Extracted data:
┌────────

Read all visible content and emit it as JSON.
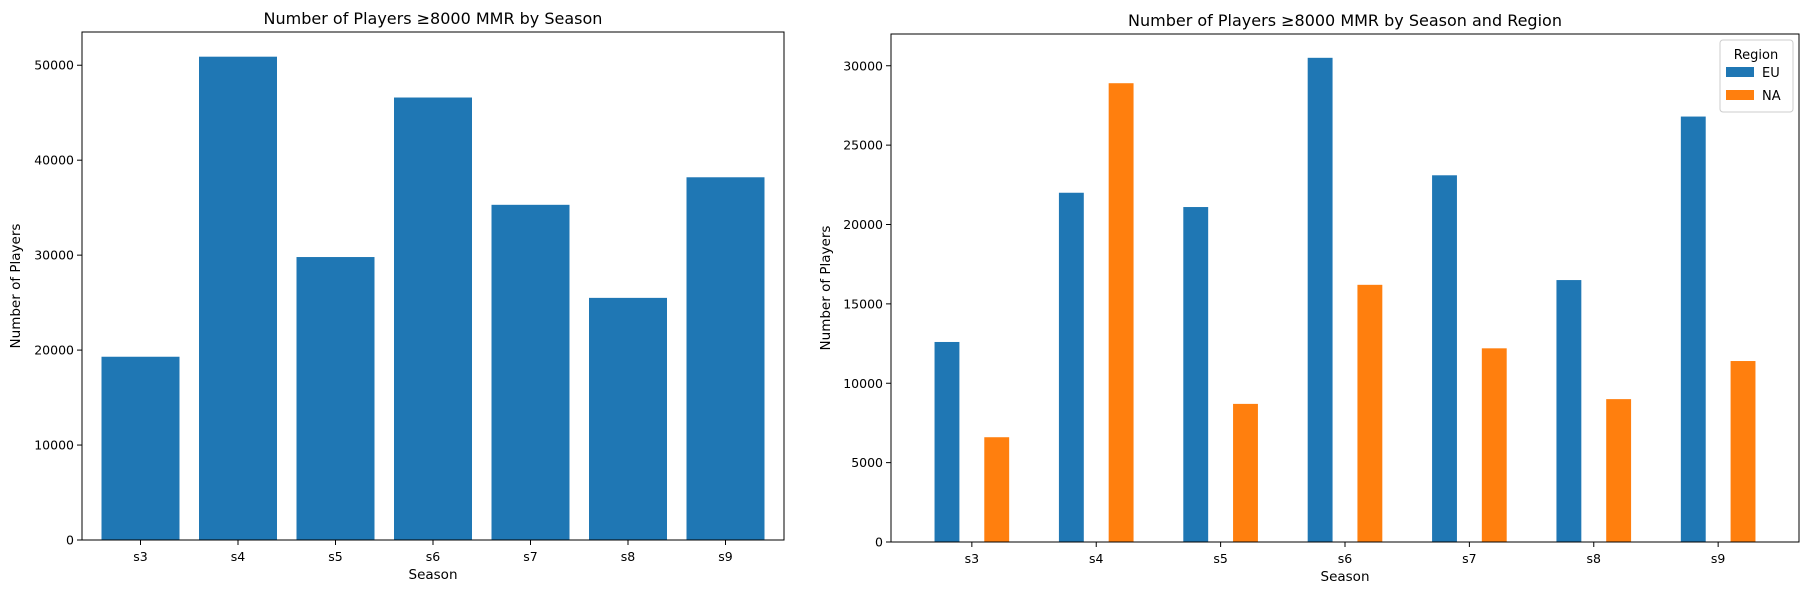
{
  "chart_data": [
    {
      "type": "bar",
      "title": "Number of Players ≥8000 MMR by Season",
      "xlabel": "Season",
      "ylabel": "Number of Players",
      "categories": [
        "s3",
        "s4",
        "s5",
        "s6",
        "s7",
        "s8",
        "s9"
      ],
      "values": [
        19300,
        50900,
        29800,
        46600,
        35300,
        25500,
        38200
      ],
      "ylim": [
        0,
        53500
      ],
      "yticks": [
        0,
        10000,
        20000,
        30000,
        40000,
        50000
      ],
      "ytick_labels": [
        "0",
        "10000",
        "20000",
        "30000",
        "40000",
        "50000"
      ],
      "grid": false,
      "colors": [
        "#1f77b4"
      ]
    },
    {
      "type": "bar",
      "title": "Number of Players ≥8000 MMR by Season and Region",
      "xlabel": "Season",
      "ylabel": "Number of Players",
      "categories": [
        "s3",
        "s4",
        "s5",
        "s6",
        "s7",
        "s8",
        "s9"
      ],
      "series": [
        {
          "name": "EU",
          "values": [
            12600,
            22000,
            21100,
            30500,
            23100,
            16500,
            26800
          ]
        },
        {
          "name": "NA",
          "values": [
            6600,
            28900,
            8700,
            16200,
            12200,
            9000,
            11400
          ]
        }
      ],
      "ylim": [
        0,
        32000
      ],
      "yticks": [
        0,
        5000,
        10000,
        15000,
        20000,
        25000,
        30000
      ],
      "ytick_labels": [
        "0",
        "5000",
        "10000",
        "15000",
        "20000",
        "25000",
        "30000"
      ],
      "legend": {
        "title": "Region",
        "placement": "top-right"
      },
      "grid": false,
      "colors": [
        "#1f77b4",
        "#ff7f0e"
      ]
    }
  ]
}
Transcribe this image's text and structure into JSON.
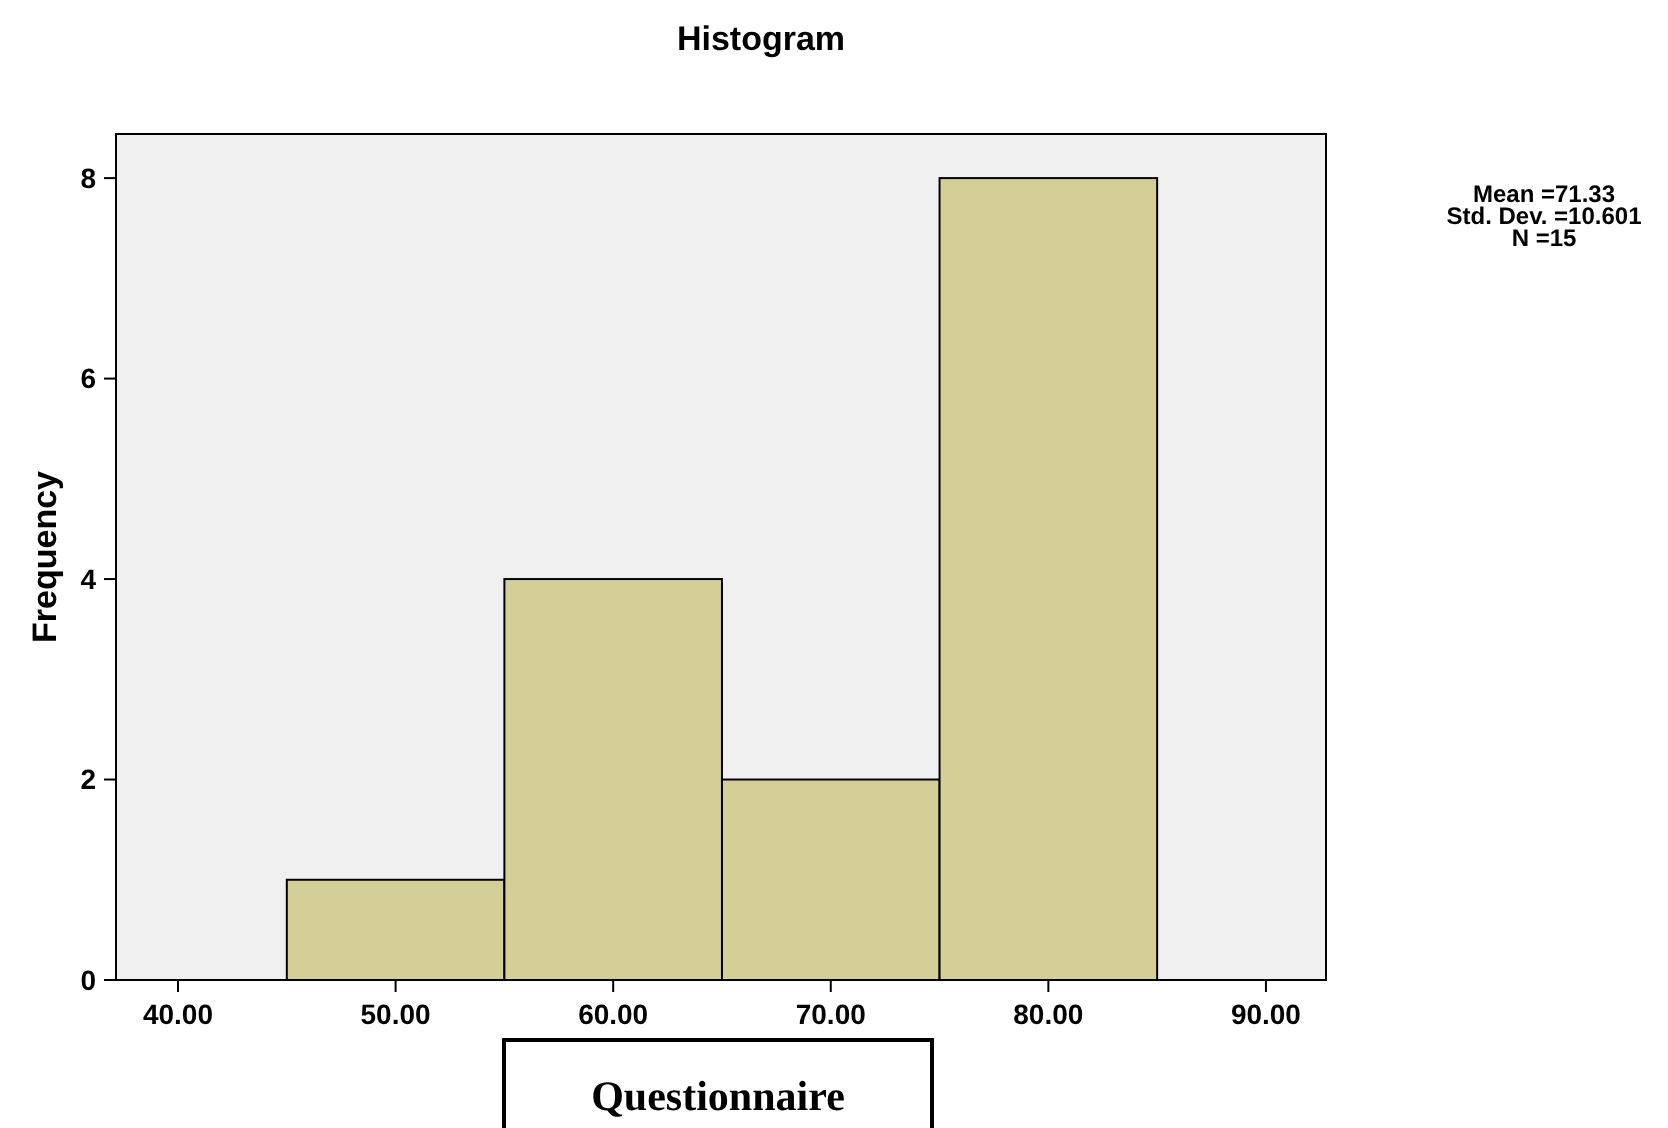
{
  "chart_data": {
    "type": "histogram",
    "title": "Histogram",
    "xlabel": "Questionnaire",
    "ylabel": "Frequency",
    "bins": [
      45,
      55,
      65,
      75,
      85
    ],
    "values": [
      1,
      4,
      2,
      8
    ],
    "color": "#d4cf97",
    "xlim": [
      37.15,
      92.76
    ],
    "ylim": [
      0,
      8.44
    ],
    "xticks": [
      {
        "value": 40,
        "label": "40.00"
      },
      {
        "value": 50,
        "label": "50.00"
      },
      {
        "value": 60,
        "label": "60.00"
      },
      {
        "value": 70,
        "label": "70.00"
      },
      {
        "value": 80,
        "label": "80.00"
      },
      {
        "value": 90,
        "label": "90.00"
      }
    ],
    "yticks": [
      0,
      2,
      4,
      6,
      8
    ],
    "annotations": [
      "Mean =71.33",
      "Std. Dev. =10.601",
      "N =15"
    ],
    "grid": false
  }
}
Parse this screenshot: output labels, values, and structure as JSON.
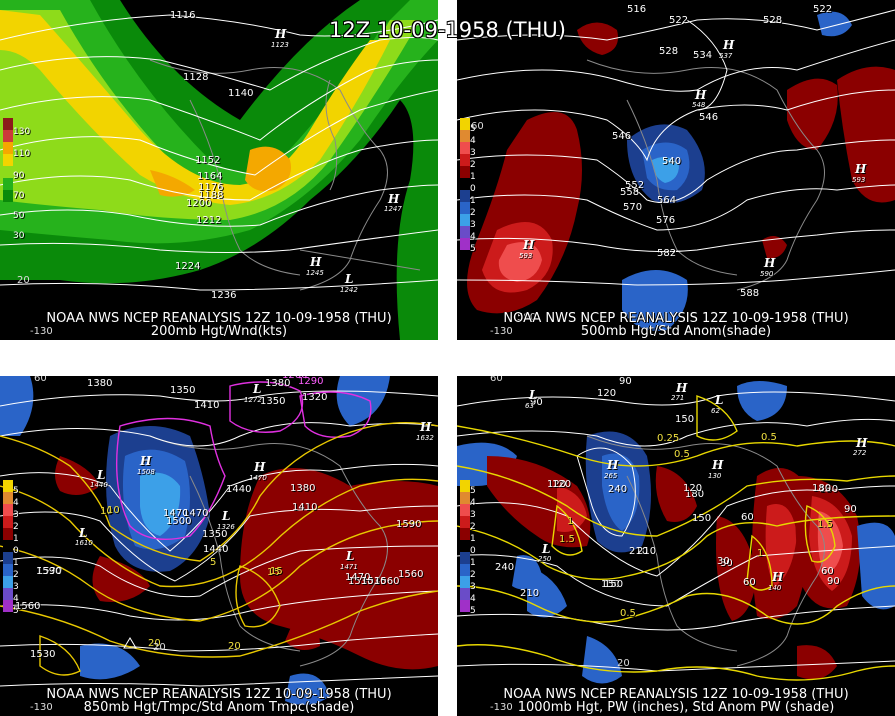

└────────

The request: The entries above are to be returned exactly, without their pictures.

Result of this task:
Read all visible content and emit it as JSON.
{
  "chart_data": [
    {
      "type": "bar",
      "title": "Number of Players ≥8000 MMR by Season",
      "xlabel": "Season",
      "ylabel": "Number of Players",
      "categories": [
        "s3",
        "s4",
        "s5",
        "s6",
        "s7",
        "s8",
        "s9"
      ],
      "values": [
        19300,
        50900,
        29800,
        46600,
        35300,
        25500,
        38200
      ],
      "ylim": [
        0,
        53500
      ],
      "yticks": [
        0,
        10000,
        20000,
        30000,
        40000,
        50000
      ],
      "ytick_labels": [
        "0",
        "10000",
        "20000",
        "30000",
        "40000",
        "50000"
      ],
      "grid": false,
      "colors": [
        "#1f77b4"
      ]
    },
    {
      "type": "bar",
      "title": "Number of Players ≥8000 MMR by Season and Region",
      "xlabel": "Season",
      "ylabel": "Number of Players",
      "categories": [
        "s3",
        "s4",
        "s5",
        "s6",
        "s7",
        "s8",
        "s9"
      ],
      "series": [
        {
          "name": "EU",
          "values": [
            12600,
            22000,
            21100,
            30500,
            23100,
            16500,
            26800
          ]
        },
        {
          "name": "NA",
          "values": [
            6600,
            28900,
            8700,
            16200,
            12200,
            9000,
            11400
          ]
        }
      ],
      "ylim": [
        0,
        32000
      ],
      "yticks": [
        0,
        5000,
        10000,
        15000,
        20000,
        25000,
        30000
      ],
      "ytick_labels": [
        "0",
        "5000",
        "10000",
        "15000",
        "20000",
        "25000",
        "30000"
      ],
      "legend": {
        "title": "Region",
        "placement": "top-right"
      },
      "grid": false,
      "colors": [
        "#1f77b4",
        "#ff7f0e"
      ]
    }
  ]
}
Transcribe this image's text and structure into JSON.
{
  "chart_data": {
    "type": "histogram",
    "title": "Histogram",
    "xlabel": "Questionnaire",
    "ylabel": "Frequency",
    "bins": [
      45,
      55,
      65,
      75,
      85
    ],
    "values": [
      1,
      4,
      2,
      8
    ],
    "color": "#d4cf97",
    "xlim": [
      37.15,
      92.76
    ],
    "ylim": [
      0,
      8.44
    ],
    "xticks": [
      {
        "value": 40,
        "label": "40.00"
      },
      {
        "value": 50,
        "label": "50.00"
      },
      {
        "value": 60,
        "label": "60.00"
      },
      {
        "value": 70,
        "label": "70.00"
      },
      {
        "value": 80,
        "label": "80.00"
      },
      {
        "value": 90,
        "label": "90.00"
      }
    ],
    "yticks": [
      0,
      2,
      4,
      6,
      8
    ],
    "annotations": [
      "Mean =71.33",
      "Std. Dev. =10.601",
      "N =15"
    ],
    "grid": false
  }
}
Parse this screenshot: output labels, values, and structure as JSON.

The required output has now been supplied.